--- Start of The input ---

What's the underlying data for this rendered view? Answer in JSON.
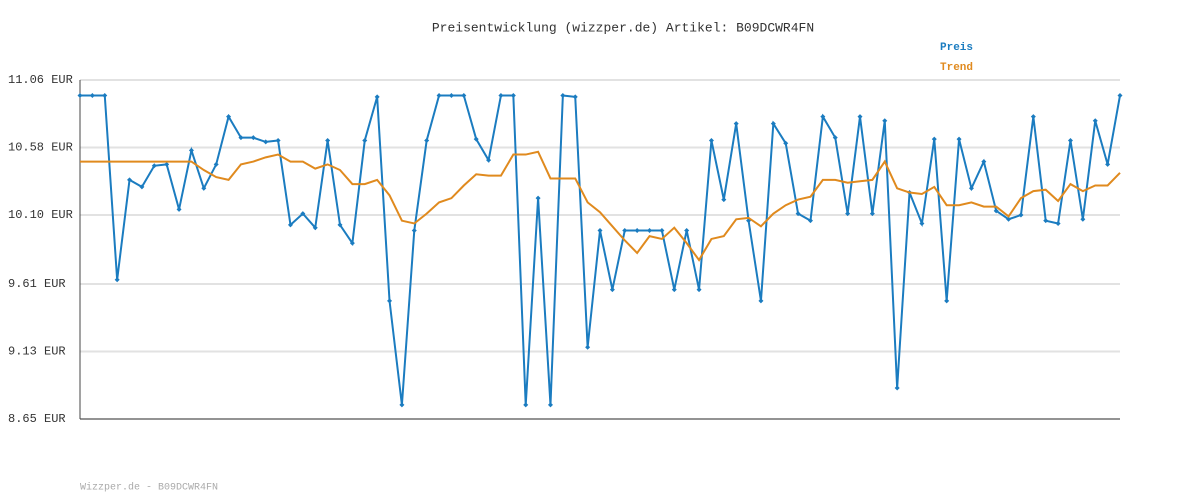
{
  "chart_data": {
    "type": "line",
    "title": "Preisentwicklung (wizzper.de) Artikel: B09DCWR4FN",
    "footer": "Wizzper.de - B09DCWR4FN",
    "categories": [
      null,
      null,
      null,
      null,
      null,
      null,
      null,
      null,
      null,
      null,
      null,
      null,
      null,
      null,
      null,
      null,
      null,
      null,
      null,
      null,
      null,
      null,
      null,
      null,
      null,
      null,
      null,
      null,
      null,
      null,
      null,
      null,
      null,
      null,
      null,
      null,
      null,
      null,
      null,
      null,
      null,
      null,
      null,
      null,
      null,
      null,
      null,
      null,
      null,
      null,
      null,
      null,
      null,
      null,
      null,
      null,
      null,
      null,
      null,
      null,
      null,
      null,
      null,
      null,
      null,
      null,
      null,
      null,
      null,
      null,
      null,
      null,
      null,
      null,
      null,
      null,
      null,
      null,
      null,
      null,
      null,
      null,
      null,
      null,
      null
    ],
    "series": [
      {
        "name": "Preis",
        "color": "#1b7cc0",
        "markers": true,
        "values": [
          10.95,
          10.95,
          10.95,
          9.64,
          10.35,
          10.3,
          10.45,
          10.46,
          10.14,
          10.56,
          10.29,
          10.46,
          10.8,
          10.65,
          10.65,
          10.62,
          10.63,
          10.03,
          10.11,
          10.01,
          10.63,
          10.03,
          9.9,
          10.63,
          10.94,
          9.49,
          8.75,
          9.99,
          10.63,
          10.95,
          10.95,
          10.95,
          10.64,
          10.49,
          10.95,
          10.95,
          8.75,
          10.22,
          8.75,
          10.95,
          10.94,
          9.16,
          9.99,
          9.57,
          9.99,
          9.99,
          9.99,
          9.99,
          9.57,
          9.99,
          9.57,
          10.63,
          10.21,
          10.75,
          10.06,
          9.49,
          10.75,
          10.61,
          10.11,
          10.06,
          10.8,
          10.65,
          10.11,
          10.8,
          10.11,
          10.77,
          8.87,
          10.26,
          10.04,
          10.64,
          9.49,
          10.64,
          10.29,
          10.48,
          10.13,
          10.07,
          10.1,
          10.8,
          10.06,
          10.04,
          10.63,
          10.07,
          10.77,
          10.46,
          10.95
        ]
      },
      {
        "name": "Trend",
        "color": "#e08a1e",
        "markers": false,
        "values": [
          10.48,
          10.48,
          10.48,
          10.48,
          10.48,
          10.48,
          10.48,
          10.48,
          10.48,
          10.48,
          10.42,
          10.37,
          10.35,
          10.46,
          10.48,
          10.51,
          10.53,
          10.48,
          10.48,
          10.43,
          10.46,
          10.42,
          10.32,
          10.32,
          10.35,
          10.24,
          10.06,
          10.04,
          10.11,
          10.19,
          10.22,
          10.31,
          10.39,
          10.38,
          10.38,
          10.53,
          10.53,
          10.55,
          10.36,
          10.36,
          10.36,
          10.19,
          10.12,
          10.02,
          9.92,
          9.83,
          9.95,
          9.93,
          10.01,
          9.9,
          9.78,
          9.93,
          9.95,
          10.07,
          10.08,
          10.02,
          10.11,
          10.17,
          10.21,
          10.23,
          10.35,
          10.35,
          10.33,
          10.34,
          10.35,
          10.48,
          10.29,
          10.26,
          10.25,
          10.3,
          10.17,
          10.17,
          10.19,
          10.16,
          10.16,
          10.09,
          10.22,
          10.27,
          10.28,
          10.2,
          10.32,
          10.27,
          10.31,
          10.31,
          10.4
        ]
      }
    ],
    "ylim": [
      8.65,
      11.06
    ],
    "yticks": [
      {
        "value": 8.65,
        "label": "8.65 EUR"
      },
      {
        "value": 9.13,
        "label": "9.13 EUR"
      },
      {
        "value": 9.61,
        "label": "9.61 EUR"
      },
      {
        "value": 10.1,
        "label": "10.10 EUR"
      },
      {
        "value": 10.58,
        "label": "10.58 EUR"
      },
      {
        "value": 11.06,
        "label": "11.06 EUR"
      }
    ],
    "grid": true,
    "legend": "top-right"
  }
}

--- End of The input ---

Quote the records in full and exactly; skip any image.

What's the underlying data for this rendered view? Answer in JSON.
{
  "chart_data": {
    "type": "line",
    "title": "Preisentwicklung (wizzper.de) Artikel: B09DCWR4FN",
    "footer": "Wizzper.de - B09DCWR4FN",
    "categories": [
      null,
      null,
      null,
      null,
      null,
      null,
      null,
      null,
      null,
      null,
      null,
      null,
      null,
      null,
      null,
      null,
      null,
      null,
      null,
      null,
      null,
      null,
      null,
      null,
      null,
      null,
      null,
      null,
      null,
      null,
      null,
      null,
      null,
      null,
      null,
      null,
      null,
      null,
      null,
      null,
      null,
      null,
      null,
      null,
      null,
      null,
      null,
      null,
      null,
      null,
      null,
      null,
      null,
      null,
      null,
      null,
      null,
      null,
      null,
      null,
      null,
      null,
      null,
      null,
      null,
      null,
      null,
      null,
      null,
      null,
      null,
      null,
      null,
      null,
      null,
      null,
      null,
      null,
      null,
      null,
      null,
      null,
      null,
      null,
      null
    ],
    "series": [
      {
        "name": "Preis",
        "color": "#1b7cc0",
        "markers": true,
        "values": [
          10.95,
          10.95,
          10.95,
          9.64,
          10.35,
          10.3,
          10.45,
          10.46,
          10.14,
          10.56,
          10.29,
          10.46,
          10.8,
          10.65,
          10.65,
          10.62,
          10.63,
          10.03,
          10.11,
          10.01,
          10.63,
          10.03,
          9.9,
          10.63,
          10.94,
          9.49,
          8.75,
          9.99,
          10.63,
          10.95,
          10.95,
          10.95,
          10.64,
          10.49,
          10.95,
          10.95,
          8.75,
          10.22,
          8.75,
          10.95,
          10.94,
          9.16,
          9.99,
          9.57,
          9.99,
          9.99,
          9.99,
          9.99,
          9.57,
          9.99,
          9.57,
          10.63,
          10.21,
          10.75,
          10.06,
          9.49,
          10.75,
          10.61,
          10.11,
          10.06,
          10.8,
          10.65,
          10.11,
          10.8,
          10.11,
          10.77,
          8.87,
          10.26,
          10.04,
          10.64,
          9.49,
          10.64,
          10.29,
          10.48,
          10.13,
          10.07,
          10.1,
          10.8,
          10.06,
          10.04,
          10.63,
          10.07,
          10.77,
          10.46,
          10.95
        ]
      },
      {
        "name": "Trend",
        "color": "#e08a1e",
        "markers": false,
        "values": [
          10.48,
          10.48,
          10.48,
          10.48,
          10.48,
          10.48,
          10.48,
          10.48,
          10.48,
          10.48,
          10.42,
          10.37,
          10.35,
          10.46,
          10.48,
          10.51,
          10.53,
          10.48,
          10.48,
          10.43,
          10.46,
          10.42,
          10.32,
          10.32,
          10.35,
          10.24,
          10.06,
          10.04,
          10.11,
          10.19,
          10.22,
          10.31,
          10.39,
          10.38,
          10.38,
          10.53,
          10.53,
          10.55,
          10.36,
          10.36,
          10.36,
          10.19,
          10.12,
          10.02,
          9.92,
          9.83,
          9.95,
          9.93,
          10.01,
          9.9,
          9.78,
          9.93,
          9.95,
          10.07,
          10.08,
          10.02,
          10.11,
          10.17,
          10.21,
          10.23,
          10.35,
          10.35,
          10.33,
          10.34,
          10.35,
          10.48,
          10.29,
          10.26,
          10.25,
          10.3,
          10.17,
          10.17,
          10.19,
          10.16,
          10.16,
          10.09,
          10.22,
          10.27,
          10.28,
          10.2,
          10.32,
          10.27,
          10.31,
          10.31,
          10.4
        ]
      }
    ],
    "ylim": [
      8.65,
      11.06
    ],
    "yticks": [
      {
        "value": 8.65,
        "label": "8.65 EUR"
      },
      {
        "value": 9.13,
        "label": "9.13 EUR"
      },
      {
        "value": 9.61,
        "label": "9.61 EUR"
      },
      {
        "value": 10.1,
        "label": "10.10 EUR"
      },
      {
        "value": 10.58,
        "label": "10.58 EUR"
      },
      {
        "value": 11.06,
        "label": "11.06 EUR"
      }
    ],
    "grid": true,
    "legend": "top-right"
  }
}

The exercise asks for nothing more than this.